Task to carry out =
Below are the records; pull every line that includes "подаче".

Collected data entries
----

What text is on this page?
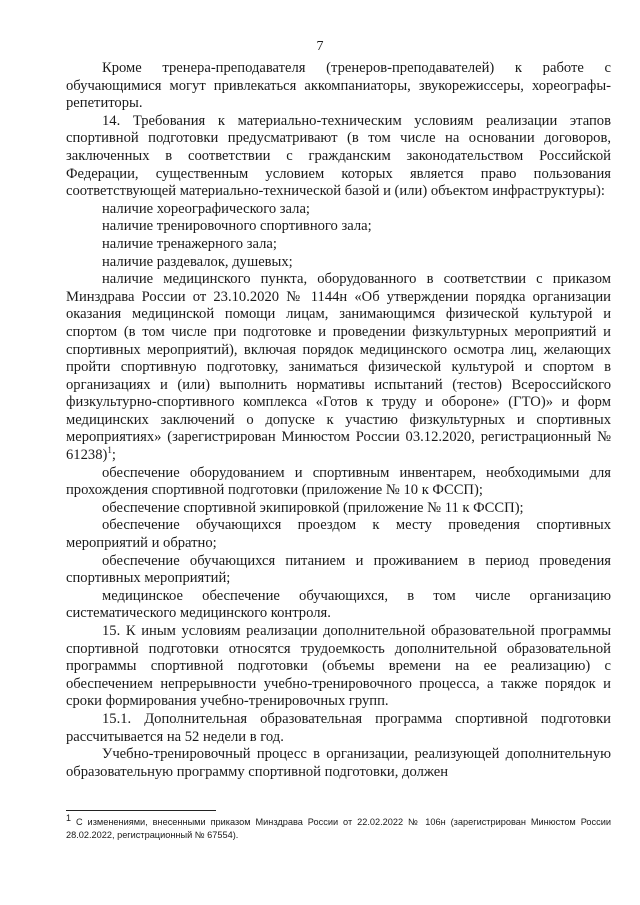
7

Кроме тренера-преподавателя (тренеров-преподавателей) к работе с обучающимися могут привлекаться аккомпаниаторы, звукорежиссеры, хореографы-репетиторы.

14. Требования к материально-техническим условиям реализации этапов спортивной подготовки предусматривают (в том числе на основании договоров, заключенных в соответствии с гражданским законодательством Российской Федерации, существенным условием которых является право пользования соответствующей материально-технической базой и (или) объектом инфраструктуры):

наличие хореографического зала;

наличие тренировочного спортивного зала;

наличие тренажерного зала;

наличие раздевалок, душевых;

наличие медицинского пункта, оборудованного в соответствии с приказом Минздрава России от 23.10.2020 № 1144н «Об утверждении порядка организации оказания медицинской помощи лицам, занимающимся физической культурой и спортом (в том числе при подготовке и проведении физкультурных мероприятий и спортивных мероприятий), включая порядок медицинского осмотра лиц, желающих пройти спортивную подготовку, заниматься физической культурой и спортом в организациях и (или) выполнить нормативы испытаний (тестов) Всероссийского физкультурно-спортивного комплекса «Готов к труду и обороне» (ГТО)» и форм медицинских заключений о допуске к участию физкультурных и спортивных мероприятиях» (зарегистрирован Минюстом России 03.12.2020, регистрационный № 61238)$^1$;

обеспечение оборудованием и спортивным инвентарем, необходимыми для прохождения спортивной подготовки (приложение № 10 к ФССП);

обеспечение спортивной экипировкой (приложение № 11 к ФССП);

обеспечение обучающихся проездом к месту проведения спортивных мероприятий и обратно;

обеспечение обучающихся питанием и проживанием в период проведения спортивных мероприятий;

медицинское обеспечение обучающихся, в том числе организацию систематического медицинского контроля.

15. К иным условиям реализации дополнительной образовательной программы спортивной подготовки относятся трудоемкость дополнительной образовательной программы спортивной подготовки (объемы времени на ее реализацию) с обеспечением непрерывности учебно-тренировочного процесса, а также порядок и сроки формирования учебно-тренировочных групп.

15.1. Дополнительная образовательная программа спортивной подготовки рассчитывается на 52 недели в год.

Учебно-тренировочный процесс в организации, реализующей дополнительную образовательную программу спортивной подготовки, должен

$^1$ С изменениями, внесенными приказом Минздрава России от 22.02.2022 № 106н (зарегистрирован Минюстом России 28.02.2022, регистрационный № 67554).
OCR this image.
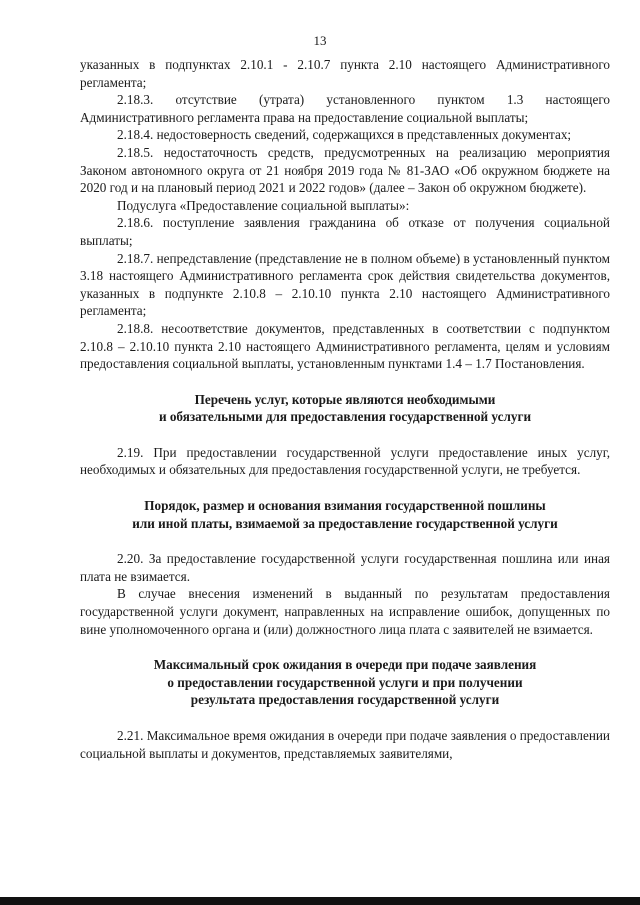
13

указанных в подпунктах 2.10.1 - 2.10.7 пункта 2.10 настоящего Административного регламента;

2.18.3. отсутствие (утрата) установленного пунктом 1.3 настоящего Административного регламента права на предоставление социальной выплаты;

2.18.4. недостоверность сведений, содержащихся в представленных документах;

2.18.5. недостаточность средств, предусмотренных на реализацию мероприятия Законом автономного округа от 21 ноября 2019 года № 81-ЗАО «Об окружном бюджете на 2020 год и на плановый период 2021 и 2022 годов» (далее – Закон об окружном бюджете).

Подуслуга «Предоставление социальной выплаты»:

2.18.6. поступление заявления гражданина об отказе от получения социальной выплаты;

2.18.7. непредставление (представление не в полном объеме) в установленный пунктом 3.18 настоящего Административного регламента срок действия свидетельства документов, указанных в подпункте 2.10.8 – 2.10.10 пункта 2.10 настоящего Административного регламента;

2.18.8. несоответствие документов, представленных в соответствии с подпунктом 2.10.8 – 2.10.10 пункта 2.10 настоящего Административного регламента, целям и условиям предоставления социальной выплаты, установленным пунктами 1.4 – 1.7 Постановления.

Перечень услуг, которые являются необходимыми

и обязательными для предоставления государственной услуги

2.19. При предоставлении государственной услуги предоставление иных услуг, необходимых и обязательных для предоставления государственной услуги, не требуется.

Порядок, размер и основания взимания государственной пошлины

или иной платы, взимаемой за предоставление государственной услуги

2.20. За предоставление государственной услуги государственная пошлина или иная плата не взимается.

В случае внесения изменений в выданный по результатам предоставления государственной услуги документ, направленных на исправление ошибок, допущенных по вине уполномоченного органа и (или) должностного лица плата с заявителей не взимается.

Максимальный срок ожидания в очереди при подаче заявления

о предоставлении государственной услуги и при получении

результата предоставления государственной услуги

2.21. Максимальное время ожидания в очереди при подаче заявления о предоставлении социальной выплаты и документов, представляемых заявителями,
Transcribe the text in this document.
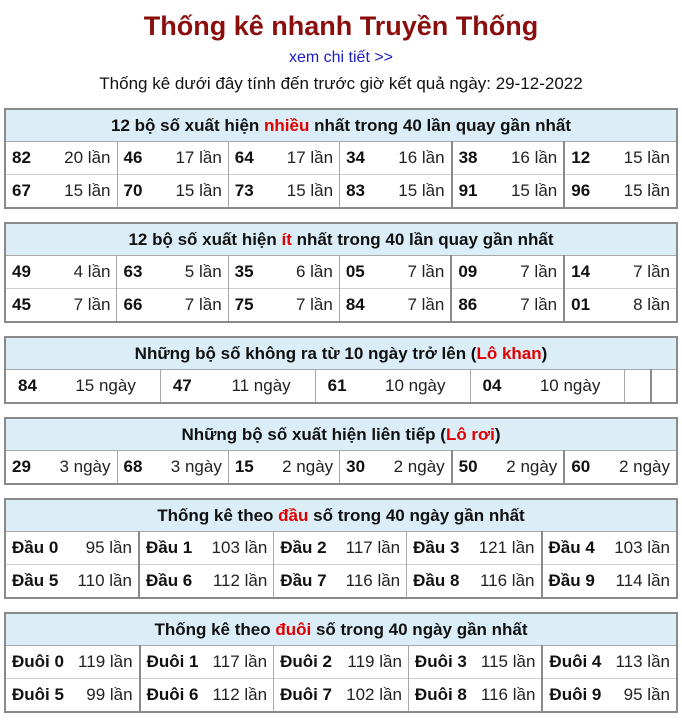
Thống kê nhanh Truyền Thống
xem chi tiết >>
Thống kê dưới đây tính đến trước giờ kết quả ngày: 29-12-2022
12 bộ số xuất hiện nhiều nhất trong 40 lần quay gần nhất					
82 20 lần	46 17 lần	64 17 lần	34 16 lần	38 16 lần	12 15 lần

67 15 lần	70 15 lần	73 15 lần	83 15 lần	91 15 lần	96 15 lần
12 bộ số xuất hiện ít nhất trong 40 lần quay gần nhất					
49 4 lần	63 5 lần	35 6 lần	05 7 lần	09 7 lần	14 7 lần

45 7 lần	66 7 lần	75 7 lần	84 7 lần	86 7 lần	01 8 lần
Những bộ số không ra từ 10 ngày trở lên (Lô khan)
84 15 ngày	47 11 ngày	61 10 ngày	04 10 ngày

Những bộ số xuất hiện liên tiếp (Lô rơi)
29 3 ngày	68 3 ngày	15 2 ngày	30 2 ngày	50 2 ngày	60 2 ngày
Thống kê theo đầu số trong 40 ngày gần nhất				
Đầu 0 95 lần	Đầu 1 103 lần	Đầu 2 117 lần	Đầu 3 121 lần	Đầu 4 103 lần

Đầu 5 110 lần	Đầu 6 112 lần	Đầu 7 116 lần	Đầu 8 116 lần	Đầu 9 114 lần
Thống kê theo đuôi số trong 40 ngày gần nhất				
Đuôi 0 119 lần	Đuôi 1 117 lần	Đuôi 2 119 lần	Đuôi 3 115 lần	Đuôi 4 113 lần

Đuôi 5 99 lần	Đuôi 6 112 lần	Đuôi 7 102 lần	Đuôi 8 116 lần	Đuôi 9 95 lần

----

Output of the exercise =
Максимальный срок ожидания в очереди при подаче заявления
2.21. Максимальное время ожидания в очереди при подаче заявления о предоставлении социальной выплаты и документов, представляемых заявителями,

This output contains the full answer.